## Stated exercise
Compute how many lines in the entries below contain "from", and output nothing but the number.

## Recorded data
===
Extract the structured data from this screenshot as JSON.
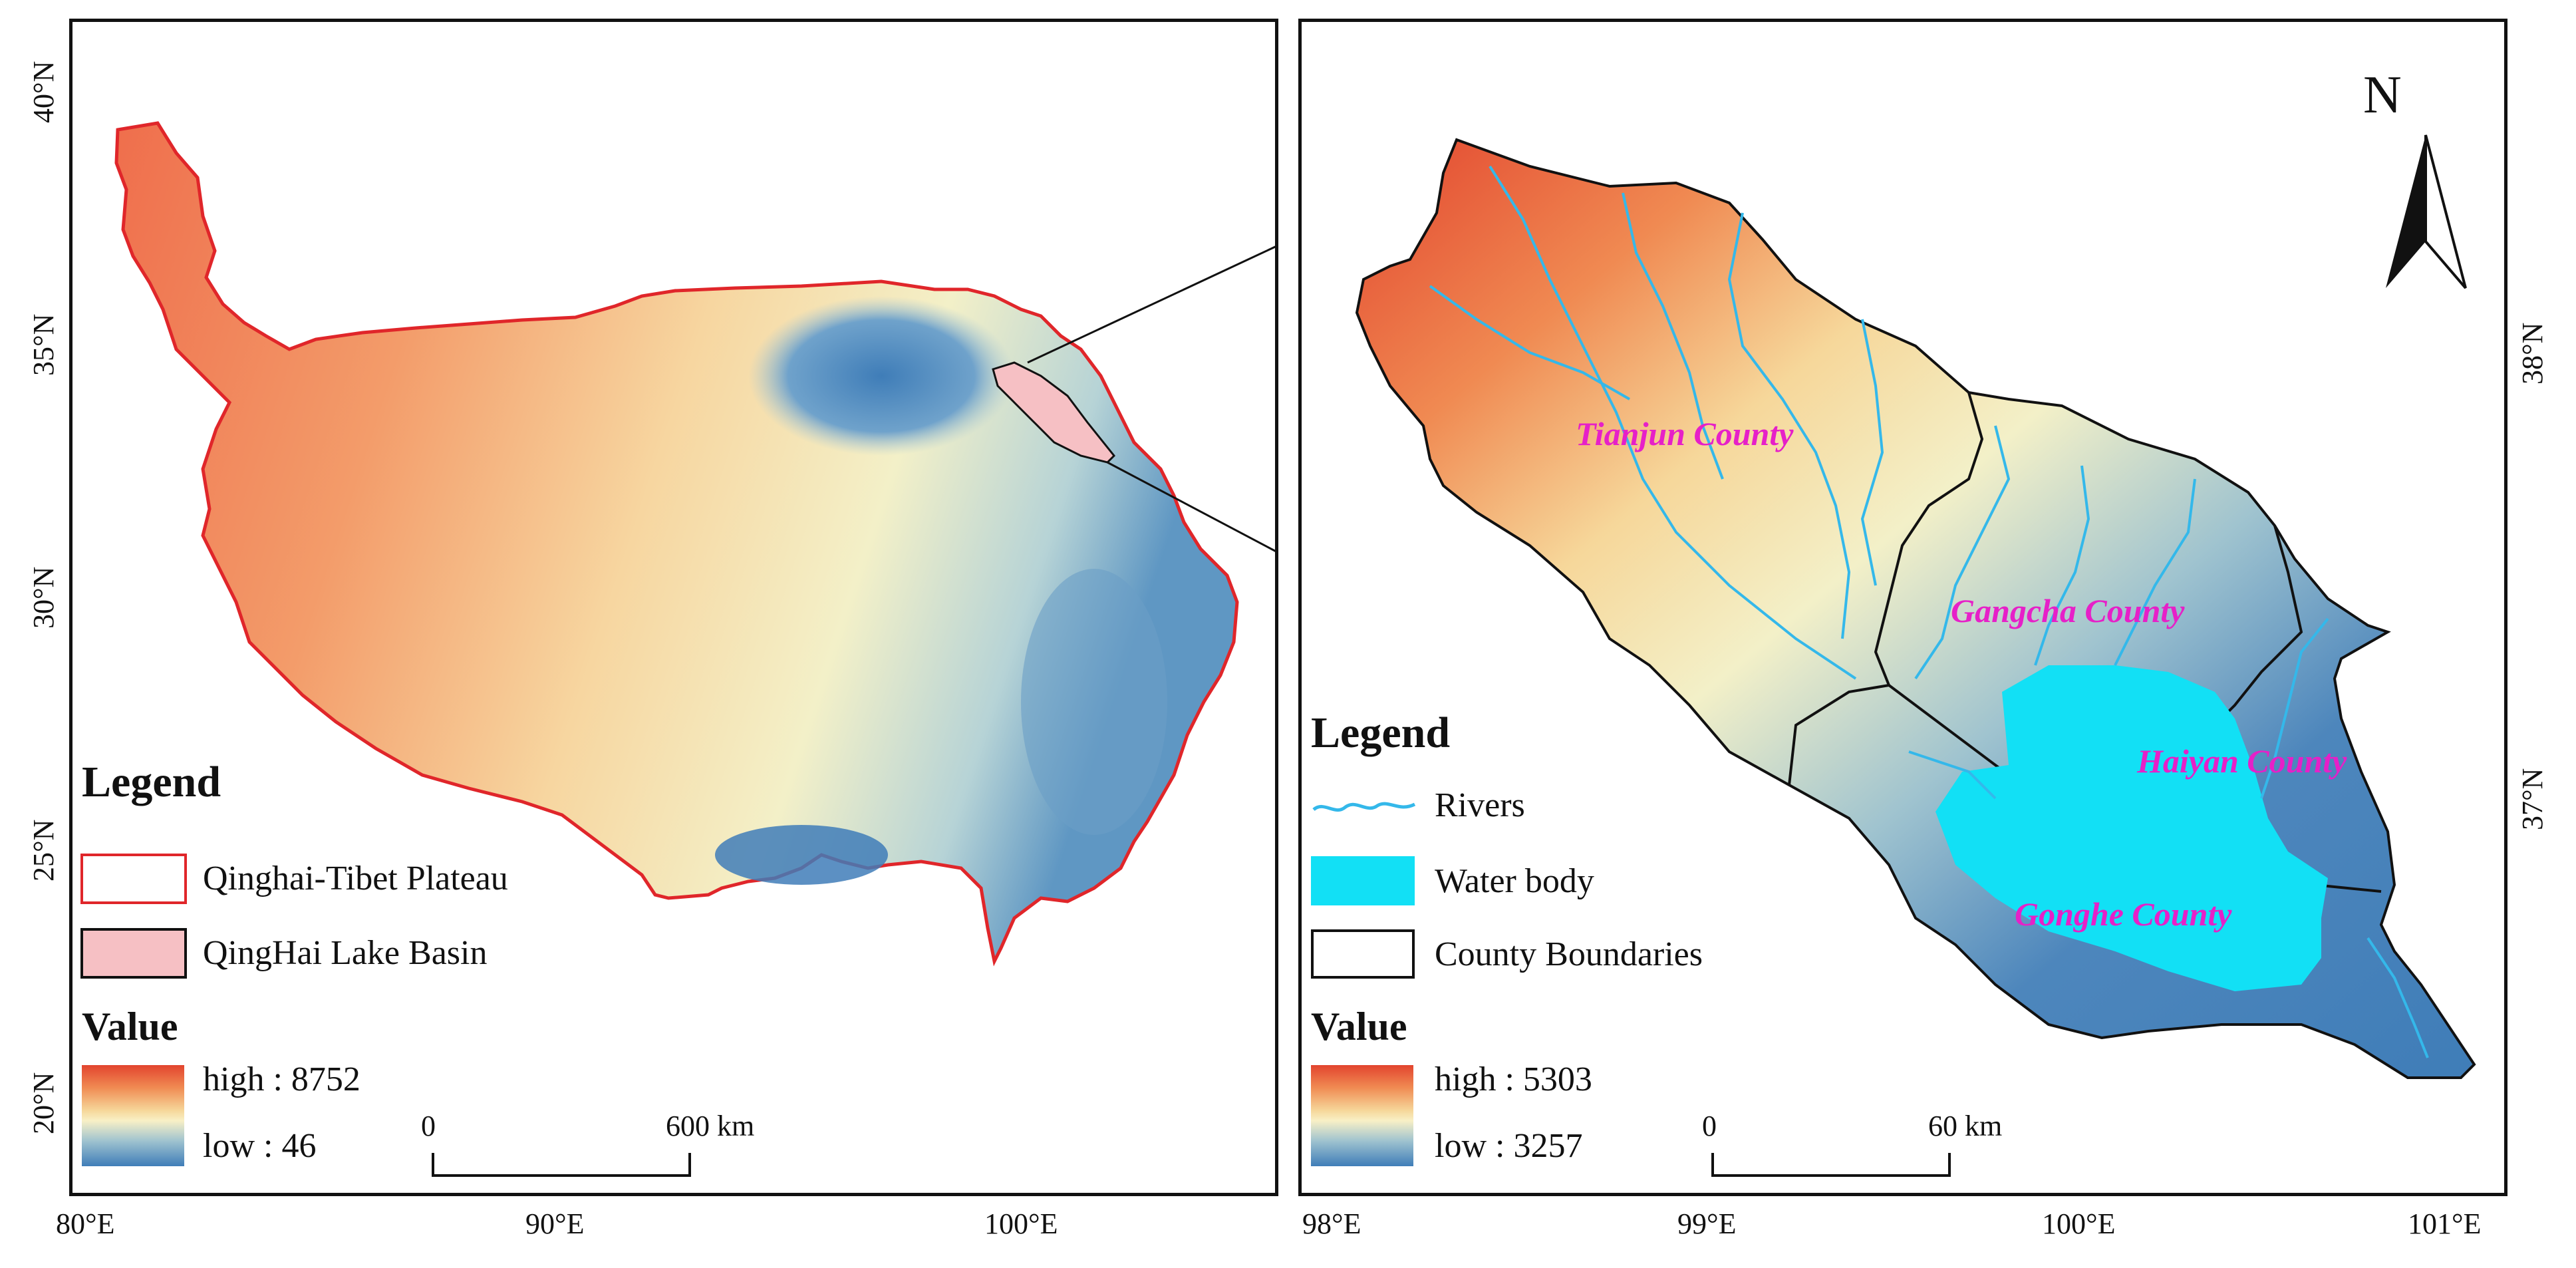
{
  "left_panel": {
    "axis": {
      "y_ticks": [
        "40°N",
        "35°N",
        "30°N",
        "25°N",
        "20°N"
      ],
      "x_ticks": [
        "80°E",
        "90°E",
        "100°E"
      ]
    },
    "legend": {
      "title": "Legend",
      "items": [
        {
          "label": "Qinghai-Tibet Plateau",
          "color": "#e0262a",
          "swatch": "outline-red"
        },
        {
          "label": "QingHai Lake Basin",
          "color": "#f6c0c4",
          "swatch": "pink-fill"
        }
      ]
    },
    "value": {
      "title": "Value",
      "high": "high : 8752",
      "low": "low : 46"
    },
    "scalebar": {
      "start": "0",
      "end": "600 km"
    }
  },
  "right_panel": {
    "axis": {
      "y_ticks": [
        "38°N",
        "37°N"
      ],
      "x_ticks": [
        "98°E",
        "99°E",
        "100°E",
        "101°E"
      ]
    },
    "north_arrow": "N",
    "counties": [
      "Tianjun County",
      "Gangcha County",
      "Haiyan County",
      "Gonghe County"
    ],
    "legend": {
      "title": "Legend",
      "items": [
        {
          "label": "Rivers",
          "color": "#34b8ea",
          "swatch": "river-line"
        },
        {
          "label": "Water body",
          "color": "#12e0f5",
          "swatch": "cyan-fill"
        },
        {
          "label": "County Boundaries",
          "color": "#111111",
          "swatch": "outline-black"
        }
      ]
    },
    "value": {
      "title": "Value",
      "high": "high : 5303",
      "low": "low : 3257"
    },
    "scalebar": {
      "start": "0",
      "end": "60 km"
    }
  }
}
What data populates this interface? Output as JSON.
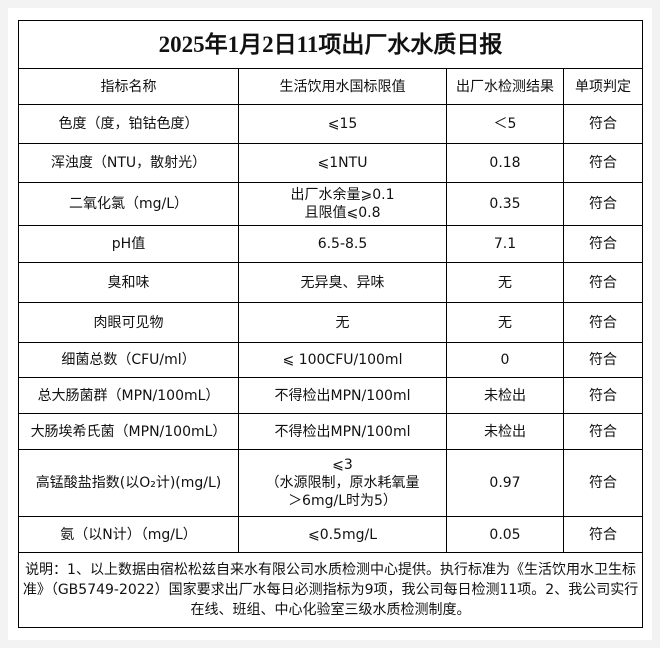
{
  "title": "2025年1月2日11项出厂水水质日报",
  "headers": [
    "指标名称",
    "生活饮用水国标限值",
    "出厂水检测结果",
    "单项判定"
  ],
  "rows": [
    {
      "name": "色度（度，铂钴色度）",
      "limit": "⩽15",
      "result": "＜5",
      "verdict": "符合"
    },
    {
      "name": "浑浊度（NTU，散射光）",
      "limit": "⩽1NTU",
      "result": "0.18",
      "verdict": "符合"
    },
    {
      "name": "二氧化氯（mg/L）",
      "limit": "出厂水余量⩾0.1\n且限值⩽0.8",
      "result": "0.35",
      "verdict": "符合"
    },
    {
      "name": "pH值",
      "limit": "6.5-8.5",
      "result": "7.1",
      "verdict": "符合"
    },
    {
      "name": "臭和味",
      "limit": "无异臭、异味",
      "result": "无",
      "verdict": "符合"
    },
    {
      "name": "肉眼可见物",
      "limit": "无",
      "result": "无",
      "verdict": "符合"
    },
    {
      "name": "细菌总数（CFU/ml）",
      "limit": "⩽ 100CFU/100ml",
      "result": "0",
      "verdict": "符合"
    },
    {
      "name": "总大肠菌群（MPN/100mL）",
      "limit": "不得检出MPN/100ml",
      "result": "未检出",
      "verdict": "符合"
    },
    {
      "name": "大肠埃希氏菌（MPN/100mL）",
      "limit": "不得检出MPN/100ml",
      "result": "未检出",
      "verdict": "符合"
    },
    {
      "name": "高锰酸盐指数(以O₂计)(mg/L)",
      "limit": "⩽3\n（水源限制，原水耗氧量\n＞6mg/L时为5）",
      "result": "0.97",
      "verdict": "符合"
    },
    {
      "name": "氨（以N计）（mg/L）",
      "limit": "⩽0.5mg/L",
      "result": "0.05",
      "verdict": "符合"
    }
  ],
  "note": "说明：1、以上数据由宿松松兹自来水有限公司水质检测中心提供。执行标准为《生活饮用水卫生标准》（GB5749-2022）国家要求出厂水每日必测指标为9项，我公司每日检测11项。2、我公司实行在线、班组、中心化验室三级水质检测制度。"
}
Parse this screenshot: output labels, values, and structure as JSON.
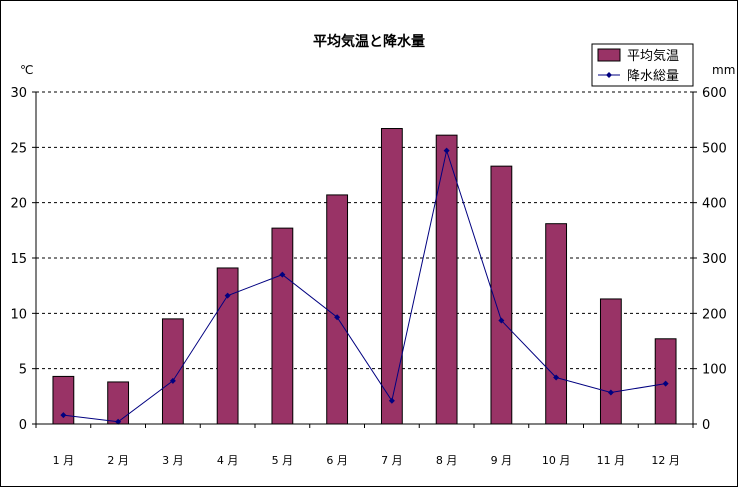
{
  "chart_data": {
    "type": "bar+line",
    "title": "平均気温と降水量",
    "categories": [
      "1 月",
      "2 月",
      "3 月",
      "4 月",
      "5 月",
      "6 月",
      "7 月",
      "8 月",
      "9 月",
      "10 月",
      "11 月",
      "12 月"
    ],
    "series": [
      {
        "name": "平均気温",
        "type": "bar",
        "axis": "left",
        "color": "#993366",
        "values": [
          4.3,
          3.8,
          9.5,
          14.1,
          17.7,
          20.7,
          26.7,
          26.1,
          23.3,
          18.1,
          11.3,
          7.7
        ]
      },
      {
        "name": "降水総量",
        "type": "line",
        "axis": "right",
        "color": "#000080",
        "values": [
          16,
          4,
          78,
          232,
          270,
          193,
          42,
          494,
          187,
          84,
          57,
          73
        ]
      }
    ],
    "y_left": {
      "unit": "℃",
      "min": 0,
      "max": 30,
      "ticks": [
        "0",
        "5",
        "10",
        "15",
        "20",
        "25",
        "30"
      ]
    },
    "y_right": {
      "unit": "mm",
      "min": 0,
      "max": 600,
      "ticks": [
        "0",
        "100",
        "200",
        "300",
        "400",
        "500",
        "600"
      ]
    },
    "grid": "horizontal-dashed",
    "legend_position": "top-right"
  }
}
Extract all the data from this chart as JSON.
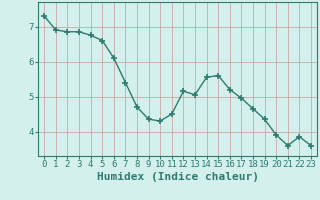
{
  "xlabel": "Humidex (Indice chaleur)",
  "x": [
    0,
    1,
    2,
    3,
    4,
    5,
    6,
    7,
    8,
    9,
    10,
    11,
    12,
    13,
    14,
    15,
    16,
    17,
    18,
    19,
    20,
    21,
    22,
    23
  ],
  "y": [
    7.3,
    6.9,
    6.85,
    6.85,
    6.75,
    6.6,
    6.1,
    5.4,
    4.7,
    4.35,
    4.3,
    4.5,
    5.15,
    5.05,
    5.55,
    5.6,
    5.2,
    4.95,
    4.65,
    4.35,
    3.9,
    3.6,
    3.85,
    3.6
  ],
  "line_color": "#2e7b6e",
  "marker": "+",
  "marker_size": 5,
  "bg_color": "#d4f0ec",
  "grid_color": "#c8a8a8",
  "axes_color": "#2e7b6e",
  "ylim": [
    3.3,
    7.7
  ],
  "yticks": [
    4,
    5,
    6,
    7
  ],
  "xticks": [
    0,
    1,
    2,
    3,
    4,
    5,
    6,
    7,
    8,
    9,
    10,
    11,
    12,
    13,
    14,
    15,
    16,
    17,
    18,
    19,
    20,
    21,
    22,
    23
  ],
  "tick_fontsize": 6.5,
  "label_fontsize": 8.0
}
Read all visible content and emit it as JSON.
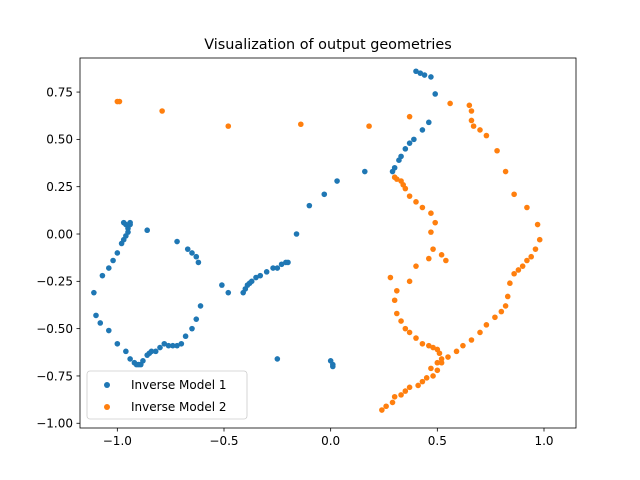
{
  "chart_data": {
    "type": "scatter",
    "title": "Visualization of output geometries",
    "xlabel": "",
    "ylabel": "",
    "xlim": [
      -1.175,
      1.15
    ],
    "ylim": [
      -1.025,
      0.93
    ],
    "xticks": [
      -1.0,
      -0.5,
      0.0,
      0.5,
      1.0
    ],
    "xtick_labels": [
      "−1.0",
      "−0.5",
      "0.0",
      "0.5",
      "1.0"
    ],
    "yticks": [
      0.75,
      0.5,
      0.25,
      0.0,
      -0.25,
      -0.5,
      -0.75,
      -1.0
    ],
    "ytick_labels": [
      "0.75",
      "0.50",
      "0.25",
      "0.00",
      "−0.25",
      "−0.50",
      "−0.75",
      "−1.00"
    ],
    "grid": false,
    "legend_position": "lower-left",
    "series": [
      {
        "name": "Inverse Model 1",
        "color": "#1f77b4",
        "points": [
          [
            0.4,
            0.86
          ],
          [
            0.42,
            0.85
          ],
          [
            0.44,
            0.84
          ],
          [
            0.47,
            0.83
          ],
          [
            0.49,
            0.74
          ],
          [
            0.46,
            0.59
          ],
          [
            0.43,
            0.55
          ],
          [
            0.39,
            0.5
          ],
          [
            0.37,
            0.48
          ],
          [
            0.35,
            0.45
          ],
          [
            0.33,
            0.41
          ],
          [
            0.32,
            0.39
          ],
          [
            0.3,
            0.35
          ],
          [
            0.29,
            0.33
          ],
          [
            0.16,
            0.33
          ],
          [
            0.03,
            0.28
          ],
          [
            -0.03,
            0.21
          ],
          [
            -0.1,
            0.15
          ],
          [
            -0.16,
            0.0
          ],
          [
            -0.2,
            -0.15
          ],
          [
            -0.21,
            -0.15
          ],
          [
            -0.23,
            -0.16
          ],
          [
            -0.25,
            -0.18
          ],
          [
            -0.27,
            -0.18
          ],
          [
            -0.3,
            -0.2
          ],
          [
            -0.33,
            -0.22
          ],
          [
            -0.35,
            -0.23
          ],
          [
            -0.37,
            -0.25
          ],
          [
            -0.38,
            -0.26
          ],
          [
            -0.39,
            -0.27
          ],
          [
            -0.4,
            -0.29
          ],
          [
            -0.41,
            -0.31
          ],
          [
            -0.25,
            -0.66
          ],
          [
            0.0,
            -0.67
          ],
          [
            0.01,
            -0.69
          ],
          [
            0.01,
            -0.7
          ],
          [
            -0.48,
            -0.31
          ],
          [
            -0.51,
            -0.27
          ],
          [
            -0.61,
            -0.38
          ],
          [
            -0.63,
            -0.45
          ],
          [
            -0.65,
            -0.5
          ],
          [
            -0.68,
            -0.54
          ],
          [
            -0.7,
            -0.58
          ],
          [
            -0.72,
            -0.59
          ],
          [
            -0.74,
            -0.59
          ],
          [
            -0.76,
            -0.59
          ],
          [
            -0.78,
            -0.58
          ],
          [
            -0.8,
            -0.6
          ],
          [
            -0.82,
            -0.62
          ],
          [
            -0.84,
            -0.62
          ],
          [
            -0.85,
            -0.63
          ],
          [
            -0.86,
            -0.64
          ],
          [
            -0.88,
            -0.67
          ],
          [
            -0.89,
            -0.69
          ],
          [
            -0.9,
            -0.69
          ],
          [
            -0.91,
            -0.69
          ],
          [
            -0.92,
            -0.68
          ],
          [
            -0.94,
            -0.66
          ],
          [
            -0.96,
            -0.62
          ],
          [
            -1.0,
            -0.58
          ],
          [
            -1.04,
            -0.51
          ],
          [
            -1.08,
            -0.47
          ],
          [
            -1.1,
            -0.43
          ],
          [
            -1.11,
            -0.31
          ],
          [
            -1.07,
            -0.22
          ],
          [
            -1.04,
            -0.18
          ],
          [
            -1.02,
            -0.14
          ],
          [
            -1.0,
            -0.1
          ],
          [
            -0.98,
            -0.05
          ],
          [
            -0.97,
            -0.03
          ],
          [
            -0.96,
            -0.01
          ],
          [
            -0.95,
            0.01
          ],
          [
            -0.95,
            0.03
          ],
          [
            -0.94,
            0.05
          ],
          [
            -0.94,
            0.06
          ],
          [
            -0.96,
            0.05
          ],
          [
            -0.97,
            0.06
          ],
          [
            -0.86,
            0.02
          ],
          [
            -0.72,
            -0.04
          ],
          [
            -0.67,
            -0.08
          ],
          [
            -0.65,
            -0.1
          ],
          [
            -0.63,
            -0.12
          ],
          [
            -0.62,
            -0.15
          ]
        ]
      },
      {
        "name": "Inverse Model 2",
        "color": "#ff7f0e",
        "points": [
          [
            -1.0,
            0.7
          ],
          [
            -0.99,
            0.7
          ],
          [
            -0.79,
            0.65
          ],
          [
            -0.48,
            0.57
          ],
          [
            -0.14,
            0.58
          ],
          [
            0.18,
            0.57
          ],
          [
            0.37,
            0.62
          ],
          [
            0.56,
            0.69
          ],
          [
            0.65,
            0.68
          ],
          [
            0.66,
            0.65
          ],
          [
            0.66,
            0.6
          ],
          [
            0.67,
            0.57
          ],
          [
            0.7,
            0.55
          ],
          [
            0.73,
            0.52
          ],
          [
            0.78,
            0.44
          ],
          [
            0.82,
            0.33
          ],
          [
            0.86,
            0.21
          ],
          [
            0.92,
            0.14
          ],
          [
            0.97,
            0.05
          ],
          [
            0.98,
            -0.03
          ],
          [
            0.96,
            -0.08
          ],
          [
            0.94,
            -0.12
          ],
          [
            0.92,
            -0.14
          ],
          [
            0.9,
            -0.17
          ],
          [
            0.88,
            -0.19
          ],
          [
            0.86,
            -0.21
          ],
          [
            0.84,
            -0.26
          ],
          [
            0.83,
            -0.33
          ],
          [
            0.82,
            -0.38
          ],
          [
            0.8,
            -0.41
          ],
          [
            0.77,
            -0.44
          ],
          [
            0.73,
            -0.48
          ],
          [
            0.7,
            -0.52
          ],
          [
            0.66,
            -0.56
          ],
          [
            0.62,
            -0.59
          ],
          [
            0.59,
            -0.62
          ],
          [
            0.55,
            -0.65
          ],
          [
            0.52,
            -0.68
          ],
          [
            0.5,
            -0.72
          ],
          [
            0.48,
            -0.75
          ],
          [
            0.45,
            -0.76
          ],
          [
            0.43,
            -0.78
          ],
          [
            0.41,
            -0.8
          ],
          [
            0.37,
            -0.81
          ],
          [
            0.35,
            -0.83
          ],
          [
            0.33,
            -0.85
          ],
          [
            0.3,
            -0.86
          ],
          [
            0.29,
            -0.89
          ],
          [
            0.26,
            -0.91
          ],
          [
            0.24,
            -0.93
          ],
          [
            0.3,
            0.3
          ],
          [
            0.31,
            0.29
          ],
          [
            0.33,
            0.28
          ],
          [
            0.34,
            0.26
          ],
          [
            0.35,
            0.24
          ],
          [
            0.37,
            0.2
          ],
          [
            0.4,
            0.17
          ],
          [
            0.43,
            0.14
          ],
          [
            0.47,
            0.11
          ],
          [
            0.49,
            0.06
          ],
          [
            0.47,
            0.01
          ],
          [
            0.48,
            -0.08
          ],
          [
            0.46,
            -0.13
          ],
          [
            0.4,
            -0.17
          ],
          [
            0.37,
            -0.25
          ],
          [
            0.31,
            -0.3
          ],
          [
            0.3,
            -0.35
          ],
          [
            0.31,
            -0.42
          ],
          [
            0.33,
            -0.46
          ],
          [
            0.35,
            -0.5
          ],
          [
            0.37,
            -0.52
          ],
          [
            0.4,
            -0.55
          ],
          [
            0.43,
            -0.58
          ],
          [
            0.46,
            -0.59
          ],
          [
            0.48,
            -0.6
          ],
          [
            0.5,
            -0.61
          ],
          [
            0.51,
            -0.63
          ],
          [
            0.52,
            -0.66
          ],
          [
            0.5,
            -0.68
          ],
          [
            0.47,
            -0.71
          ],
          [
            0.54,
            -0.14
          ],
          [
            0.52,
            -0.11
          ],
          [
            0.28,
            -0.23
          ]
        ]
      }
    ]
  }
}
===
## Solution to the exercise
2